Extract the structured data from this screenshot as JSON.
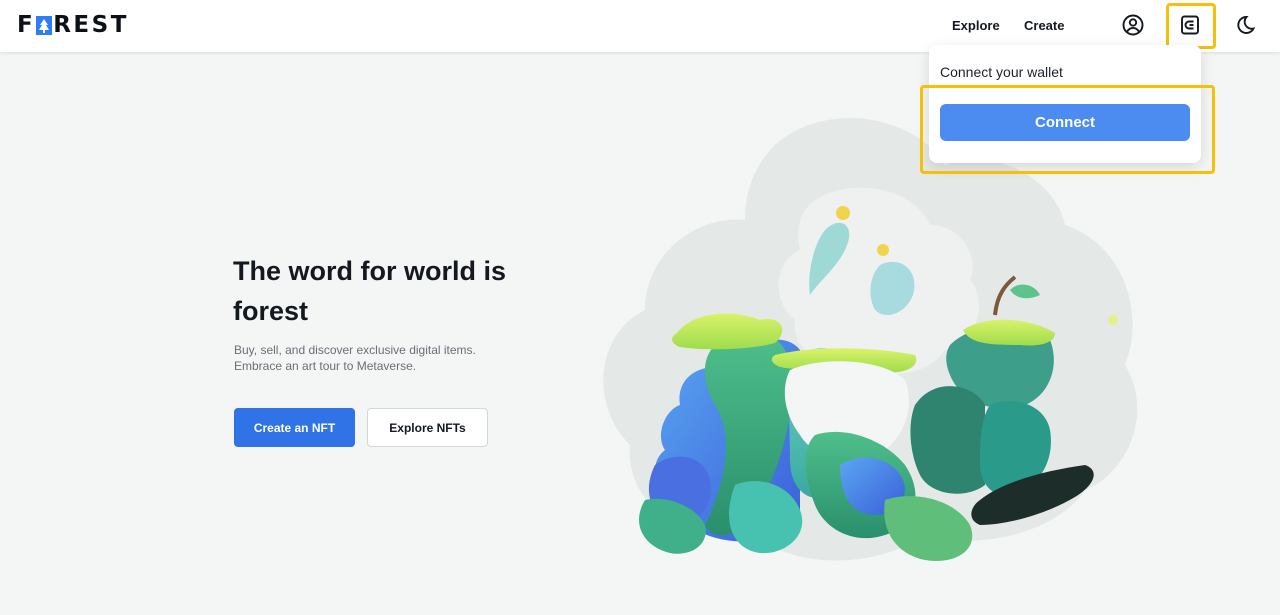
{
  "header": {
    "logo_left": "F",
    "logo_right": "REST",
    "nav": [
      {
        "label": "Explore"
      },
      {
        "label": "Create"
      }
    ],
    "icons": [
      "user-circle-icon",
      "wallet-icon",
      "moon-icon"
    ]
  },
  "wallet_dropdown": {
    "title": "Connect your wallet",
    "connect_label": "Connect"
  },
  "hero": {
    "title": "The word for world is forest",
    "subtitle_line1": "Buy, sell, and discover exclusive digital items.",
    "subtitle_line2": "Embrace an art tour to Metaverse.",
    "primary_button": "Create an NFT",
    "secondary_button": "Explore NFTs"
  },
  "colors": {
    "accent": "#2f73e6",
    "connect_button": "#4c8bf0",
    "highlight": "#f5bf0a",
    "logo_box": "#2f7df6"
  }
}
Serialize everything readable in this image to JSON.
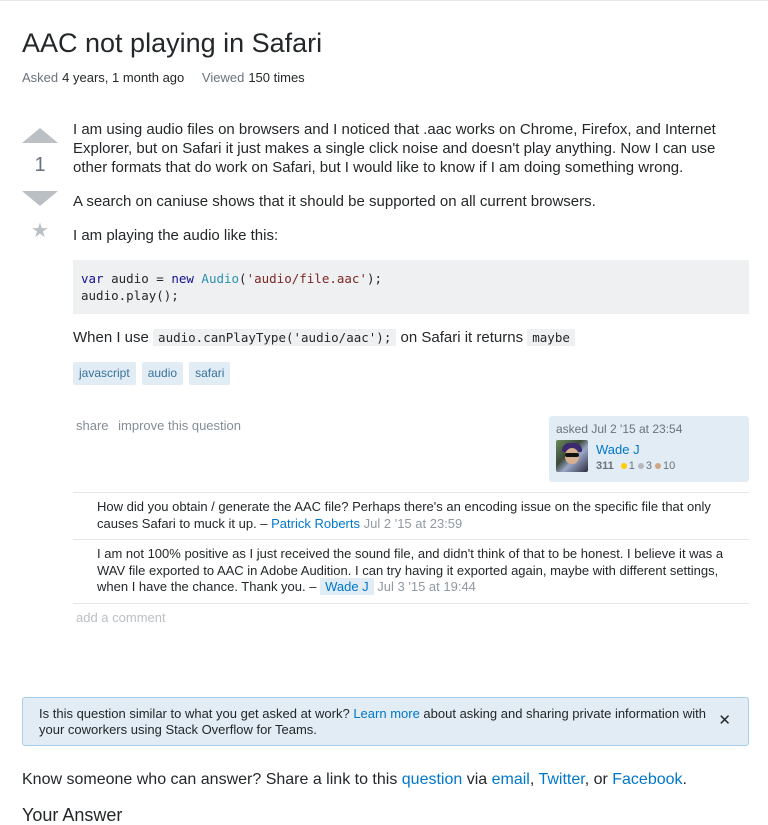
{
  "question": {
    "title": "AAC not playing in Safari",
    "asked_label": "Asked",
    "asked_value": "4 years, 1 month ago",
    "viewed_label": "Viewed",
    "viewed_value": "150 times",
    "votes": "1",
    "body": {
      "p1": "I am using audio files on browsers and I noticed that .aac works on Chrome, Firefox, and Internet Explorer, but on Safari it just makes a single click noise and doesn't play anything. Now I can use other formats that do work on Safari, but I would like to know if I am doing something wrong.",
      "p2": "A search on caniuse shows that it should be supported on all current browsers.",
      "p3": "I am playing the audio like this:",
      "code_kw1": "var",
      "code_l1a": " audio = ",
      "code_kw2": "new",
      "code_cls": " Audio",
      "code_l1b": "(",
      "code_str": "'audio/file.aac'",
      "code_l1c": ");",
      "code_l2": "audio.play();",
      "p4_pre": "When I use ",
      "p4_code1": "audio.canPlayType('audio/aac');",
      "p4_mid": " on Safari it returns ",
      "p4_code2": "maybe"
    },
    "tags": [
      "javascript",
      "audio",
      "safari"
    ],
    "menu": {
      "share": "share",
      "improve": "improve this question"
    },
    "owner": {
      "asked_text": "asked Jul 2 '15 at 23:54",
      "name": "Wade J",
      "reputation": "311",
      "gold": "1",
      "silver": "3",
      "bronze": "10",
      "gold_color": "#ffcc01",
      "silver_color": "#b4b8bc",
      "bronze_color": "#d1a684"
    }
  },
  "comments": [
    {
      "text": "How did you obtain / generate the AAC file? Perhaps there's an encoding issue on the specific file that only causes Safari to muck it up. – ",
      "user": "Patrick Roberts",
      "date": "Jul 2 '15 at 23:59"
    },
    {
      "text": "I am not 100% positive as I just received the sound file, and didn't think of that to be honest. I believe it was a WAV file exported to AAC in Adobe Audition. I can try having it exported again, maybe with different settings, when I have the chance. Thank you. – ",
      "user": "Wade J",
      "date": "Jul 3 '15 at 19:44"
    }
  ],
  "add_comment": "add a comment",
  "notice": {
    "pre": "Is this question similar to what you get asked at work? ",
    "link": "Learn more",
    "post": " about asking and sharing private information with your coworkers using Stack Overflow for Teams.",
    "close": "✕"
  },
  "share_line": {
    "pre": "Know someone who can answer? Share a link to this ",
    "question": "question",
    "via": " via ",
    "email": "email",
    "comma1": ", ",
    "twitter": "Twitter",
    "or": ", or ",
    "facebook": "Facebook",
    "end": "."
  },
  "your_answer": "Your Answer",
  "colors": {
    "link": "#0077cc",
    "tag_bg": "#e1ecf4",
    "tag_text": "#39739d"
  }
}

########

**Task statement:**
Your answer should be a single number: the count of lines holding the word "that".

**Reply to the exercise:**
4